Aim of the exercise >> Reproduce every entry below precisely; do not include the pictures.

Material supplied >>
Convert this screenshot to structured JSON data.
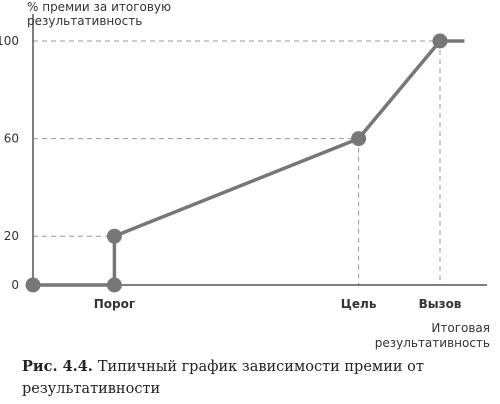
{
  "chart_data": {
    "type": "line",
    "title": "",
    "ylabel": [
      "% премии за итоговую",
      "результативность"
    ],
    "xlabel": [
      "Итоговая",
      "результативность"
    ],
    "ylim": [
      0,
      100
    ],
    "yticks": [
      0,
      20,
      60,
      100
    ],
    "categories": [
      "Порог",
      "Цель",
      "Вызов"
    ],
    "series": [
      {
        "points": [
          {
            "x": 0,
            "y": 0
          },
          {
            "x": 1,
            "y": 0
          },
          {
            "x": 1,
            "y": 20
          },
          {
            "x": 4,
            "y": 60
          },
          {
            "x": 5,
            "y": 100
          },
          {
            "x": 5.3,
            "y": 100
          }
        ],
        "markers": [
          0,
          1,
          2,
          3,
          4
        ]
      }
    ],
    "category_x": [
      1,
      4,
      5
    ],
    "grid": "dashed guides to marked points",
    "colors": {
      "line": "#777777",
      "axis": "#555555",
      "guide": "#999999"
    }
  },
  "caption": {
    "number": "Рис. 4.4.",
    "text": "Типичный график зависимости премии от результативности"
  }
}
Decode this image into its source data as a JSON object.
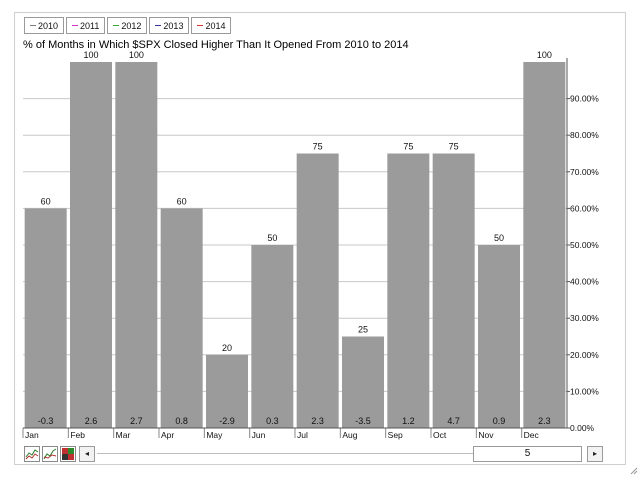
{
  "legend": [
    {
      "label": "2010",
      "color": "#7d7d7d"
    },
    {
      "label": "2011",
      "color": "#cc33cc"
    },
    {
      "label": "2012",
      "color": "#33aa33"
    },
    {
      "label": "2013",
      "color": "#333399"
    },
    {
      "label": "2014",
      "color": "#dd3333"
    }
  ],
  "chart_data": {
    "type": "bar",
    "title": "% of Months in Which $SPX Closed Higher Than It Opened From 2010 to 2014",
    "categories": [
      "Jan",
      "Feb",
      "Mar",
      "Apr",
      "May",
      "Jun",
      "Jul",
      "Aug",
      "Sep",
      "Oct",
      "Nov",
      "Dec"
    ],
    "values": [
      60,
      100,
      100,
      60,
      20,
      50,
      75,
      25,
      75,
      75,
      50,
      100
    ],
    "value_labels": [
      "60",
      "100",
      "100",
      "60",
      "20",
      "50",
      "75",
      "25",
      "75",
      "75",
      "50",
      "100"
    ],
    "bottom_labels": [
      "-0.3",
      "2.6",
      "2.7",
      "0.8",
      "-2.9",
      "0.3",
      "2.3",
      "-3.5",
      "1.2",
      "4.7",
      "0.9",
      "2.3"
    ],
    "y_ticks": [
      0,
      10,
      20,
      30,
      40,
      50,
      60,
      70,
      80,
      90
    ],
    "y_tick_labels": [
      "0.00%",
      "10.00%",
      "20.00%",
      "30.00%",
      "40.00%",
      "50.00%",
      "60.00%",
      "70.00%",
      "80.00%",
      "90.00%"
    ],
    "ylim": [
      0,
      100
    ],
    "y_axis_position": "right",
    "grid": true,
    "bar_color": "#9b9b9b",
    "xlabel": "",
    "ylabel": ""
  },
  "toolbar": {
    "scroll_left_glyph": "◂",
    "scroll_right_glyph": "▸",
    "scroll_value": "5"
  }
}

Result for this exercise >>
Convert this screenshot to structured JSON data.
{
  "chart_data": {
    "type": "line",
    "title": "",
    "ylabel": [
      "% премии за итоговую",
      "результативность"
    ],
    "xlabel": [
      "Итоговая",
      "результативность"
    ],
    "ylim": [
      0,
      100
    ],
    "yticks": [
      0,
      20,
      60,
      100
    ],
    "categories": [
      "Порог",
      "Цель",
      "Вызов"
    ],
    "series": [
      {
        "points": [
          {
            "x": 0,
            "y": 0
          },
          {
            "x": 1,
            "y": 0
          },
          {
            "x": 1,
            "y": 20
          },
          {
            "x": 4,
            "y": 60
          },
          {
            "x": 5,
            "y": 100
          },
          {
            "x": 5.3,
            "y": 100
          }
        ],
        "markers": [
          0,
          1,
          2,
          3,
          4
        ]
      }
    ],
    "category_x": [
      1,
      4,
      5
    ],
    "grid": "dashed guides to marked points",
    "colors": {
      "line": "#777777",
      "axis": "#555555",
      "guide": "#999999"
    }
  },
  "caption": {
    "number": "Рис. 4.4.",
    "text": "Типичный график зависимости премии от результативности"
  }
}
Decode this image into its source data as a JSON object.
{
  "legend": [
    {
      "label": "2010",
      "color": "#7d7d7d"
    },
    {
      "label": "2011",
      "color": "#cc33cc"
    },
    {
      "label": "2012",
      "color": "#33aa33"
    },
    {
      "label": "2013",
      "color": "#333399"
    },
    {
      "label": "2014",
      "color": "#dd3333"
    }
  ],
  "chart_data": {
    "type": "bar",
    "title": "% of Months in Which $SPX Closed Higher Than It Opened From 2010 to 2014",
    "categories": [
      "Jan",
      "Feb",
      "Mar",
      "Apr",
      "May",
      "Jun",
      "Jul",
      "Aug",
      "Sep",
      "Oct",
      "Nov",
      "Dec"
    ],
    "values": [
      60,
      100,
      100,
      60,
      20,
      50,
      75,
      25,
      75,
      75,
      50,
      100
    ],
    "value_labels": [
      "60",
      "100",
      "100",
      "60",
      "20",
      "50",
      "75",
      "25",
      "75",
      "75",
      "50",
      "100"
    ],
    "bottom_labels": [
      "-0.3",
      "2.6",
      "2.7",
      "0.8",
      "-2.9",
      "0.3",
      "2.3",
      "-3.5",
      "1.2",
      "4.7",
      "0.9",
      "2.3"
    ],
    "y_ticks": [
      0,
      10,
      20,
      30,
      40,
      50,
      60,
      70,
      80,
      90
    ],
    "y_tick_labels": [
      "0.00%",
      "10.00%",
      "20.00%",
      "30.00%",
      "40.00%",
      "50.00%",
      "60.00%",
      "70.00%",
      "80.00%",
      "90.00%"
    ],
    "ylim": [
      0,
      100
    ],
    "y_axis_position": "right",
    "grid": true,
    "bar_color": "#9b9b9b",
    "xlabel": "",
    "ylabel": ""
  },
  "toolbar": {
    "scroll_left_glyph": "◂",
    "scroll_right_glyph": "▸",
    "scroll_value": "5"
  }
}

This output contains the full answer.